GIVEN TASK – Omit the pictures, please, and give each record below again exactly.

Data records:
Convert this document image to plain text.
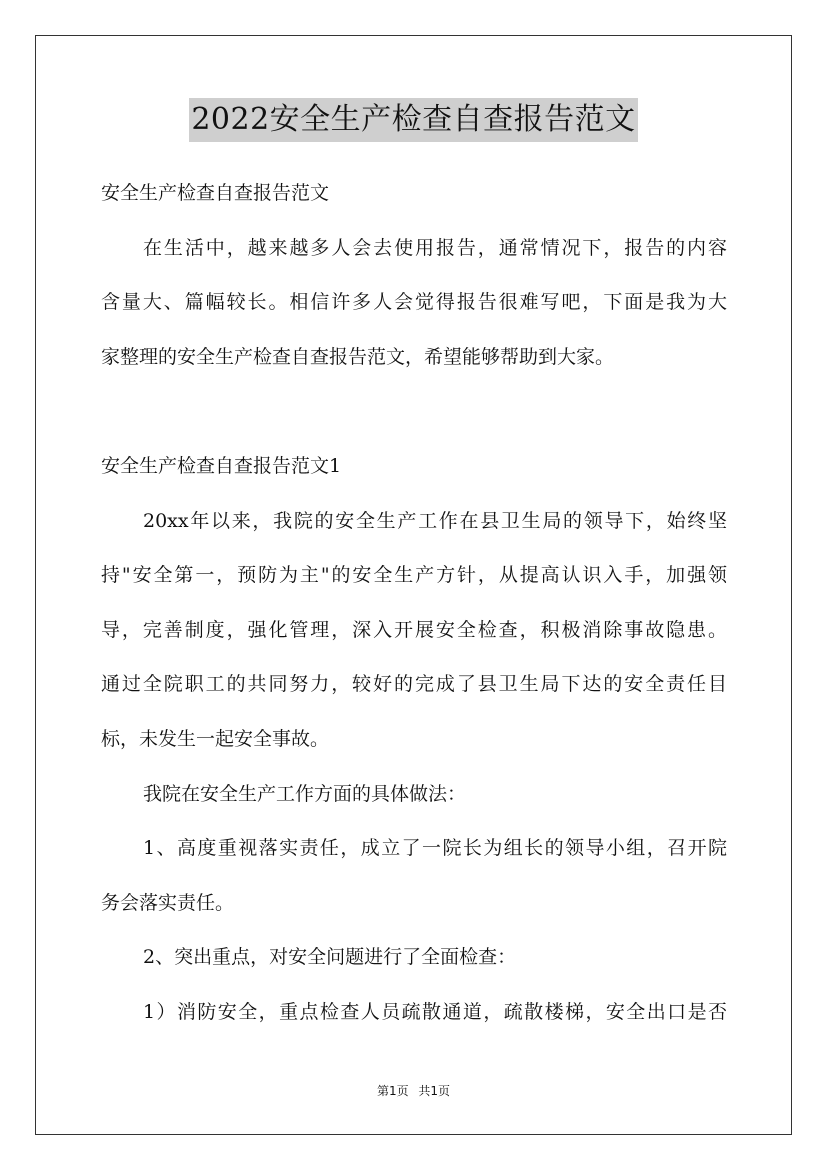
2022安全生产检查自查报告范文
安全生产检查自查报告范文
在生活中，越来越多人会去使用报告，通常情况下，报告的内容
含量大、篇幅较长。相信许多人会觉得报告很难写吧，下面是我为大
家整理的安全生产检查自查报告范文，希望能够帮助到大家。
安全生产检查自查报告范文1
20xx年以来，我院的安全生产工作在县卫生局的领导下，始终坚
持"安全第一，预防为主"的安全生产方针，从提高认识入手，加强领
导，完善制度，强化管理，深入开展安全检查，积极消除事故隐患。
通过全院职工的共同努力，较好的完成了县卫生局下达的安全责任目
标，未发生一起安全事故。
我院在安全生产工作方面的具体做法：
1、高度重视落实责任，成立了一院长为组长的领导小组，召开院
务会落实责任。
2、突出重点，对安全问题进行了全面检查：
1）消防安全，重点检查人员疏散通道，疏散楼梯，安全出口是否
第1页 共1页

WRITTEN REPLY –
Convert this document image to plain text.
2022安全生产检查自查报告范文
安全生产检查自查报告范文
在生活中，越来越多人会去使用报告，通常情况下，报告的内容
含量大、篇幅较长。相信许多人会觉得报告很难写吧，下面是我为大
家整理的安全生产检查自查报告范文，希望能够帮助到大家。
安全生产检查自查报告范文1
20xx年以来，我院的安全生产工作在县卫生局的领导下，始终坚
持"安全第一，预防为主"的安全生产方针，从提高认识入手，加强领
导，完善制度，强化管理，深入开展安全检查，积极消除事故隐患。
通过全院职工的共同努力，较好的完成了县卫生局下达的安全责任目
标，未发生一起安全事故。
我院在安全生产工作方面的具体做法：
1、高度重视落实责任，成立了一院长为组长的领导小组，召开院
务会落实责任。
2、突出重点，对安全问题进行了全面检查：
1）消防安全，重点检查人员疏散通道，疏散楼梯，安全出口是否
第1页 共1页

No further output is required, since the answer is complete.